▶ Material for this exercise
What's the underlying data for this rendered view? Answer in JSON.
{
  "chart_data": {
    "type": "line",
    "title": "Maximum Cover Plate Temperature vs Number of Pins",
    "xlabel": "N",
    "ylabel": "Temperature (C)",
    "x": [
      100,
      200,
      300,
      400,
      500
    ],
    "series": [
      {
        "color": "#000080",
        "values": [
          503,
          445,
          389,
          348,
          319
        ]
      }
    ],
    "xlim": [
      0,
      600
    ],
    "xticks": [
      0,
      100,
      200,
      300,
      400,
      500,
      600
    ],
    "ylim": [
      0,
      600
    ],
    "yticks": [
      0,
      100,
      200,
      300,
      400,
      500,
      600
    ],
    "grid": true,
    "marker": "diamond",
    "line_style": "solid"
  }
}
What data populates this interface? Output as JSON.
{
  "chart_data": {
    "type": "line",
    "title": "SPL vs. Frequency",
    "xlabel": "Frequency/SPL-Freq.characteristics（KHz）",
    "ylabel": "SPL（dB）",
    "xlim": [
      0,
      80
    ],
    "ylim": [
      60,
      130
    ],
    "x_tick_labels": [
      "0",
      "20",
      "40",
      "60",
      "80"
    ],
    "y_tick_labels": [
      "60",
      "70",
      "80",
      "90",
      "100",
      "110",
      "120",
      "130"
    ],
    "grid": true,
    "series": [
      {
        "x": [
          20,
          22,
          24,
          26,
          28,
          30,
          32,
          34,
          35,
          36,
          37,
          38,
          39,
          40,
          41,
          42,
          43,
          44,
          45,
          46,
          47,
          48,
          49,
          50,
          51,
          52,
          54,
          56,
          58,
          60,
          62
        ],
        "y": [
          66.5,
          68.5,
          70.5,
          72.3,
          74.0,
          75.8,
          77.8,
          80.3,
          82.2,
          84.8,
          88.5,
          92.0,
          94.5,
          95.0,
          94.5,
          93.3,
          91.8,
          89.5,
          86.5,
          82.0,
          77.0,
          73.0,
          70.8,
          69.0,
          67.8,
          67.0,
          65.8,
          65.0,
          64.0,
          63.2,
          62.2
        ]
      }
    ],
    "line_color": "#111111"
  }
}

▶ Task to carry out
Write out the entries above once more, without altering anything.

▶ Finished exercise
What's the underlying data for this rendered view? Answer in JSON.
{
  "chart_data": {
    "type": "line",
    "title": "Maximum Cover Plate Temperature vs Number of Pins",
    "xlabel": "N",
    "ylabel": "Temperature (C)",
    "x": [
      100,
      200,
      300,
      400,
      500
    ],
    "series": [
      {
        "color": "#000080",
        "values": [
          503,
          445,
          389,
          348,
          319
        ]
      }
    ],
    "xlim": [
      0,
      600
    ],
    "xticks": [
      0,
      100,
      200,
      300,
      400,
      500,
      600
    ],
    "ylim": [
      0,
      600
    ],
    "yticks": [
      0,
      100,
      200,
      300,
      400,
      500,
      600
    ],
    "grid": true,
    "marker": "diamond",
    "line_style": "solid"
  }
}
What data populates this interface? Output as JSON.
{
  "chart_data": {
    "type": "line",
    "title": "SPL vs. Frequency",
    "xlabel": "Frequency/SPL-Freq.characteristics（KHz）",
    "ylabel": "SPL（dB）",
    "xlim": [
      0,
      80
    ],
    "ylim": [
      60,
      130
    ],
    "x_tick_labels": [
      "0",
      "20",
      "40",
      "60",
      "80"
    ],
    "y_tick_labels": [
      "60",
      "70",
      "80",
      "90",
      "100",
      "110",
      "120",
      "130"
    ],
    "grid": true,
    "series": [
      {
        "x": [
          20,
          22,
          24,
          26,
          28,
          30,
          32,
          34,
          35,
          36,
          37,
          38,
          39,
          40,
          41,
          42,
          43,
          44,
          45,
          46,
          47,
          48,
          49,
          50,
          51,
          52,
          54,
          56,
          58,
          60,
          62
        ],
        "y": [
          66.5,
          68.5,
          70.5,
          72.3,
          74.0,
          75.8,
          77.8,
          80.3,
          82.2,
          84.8,
          88.5,
          92.0,
          94.5,
          95.0,
          94.5,
          93.3,
          91.8,
          89.5,
          86.5,
          82.0,
          77.0,
          73.0,
          70.8,
          69.0,
          67.8,
          67.0,
          65.8,
          65.0,
          64.0,
          63.2,
          62.2
        ]
      }
    ],
    "line_color": "#111111"
  }
}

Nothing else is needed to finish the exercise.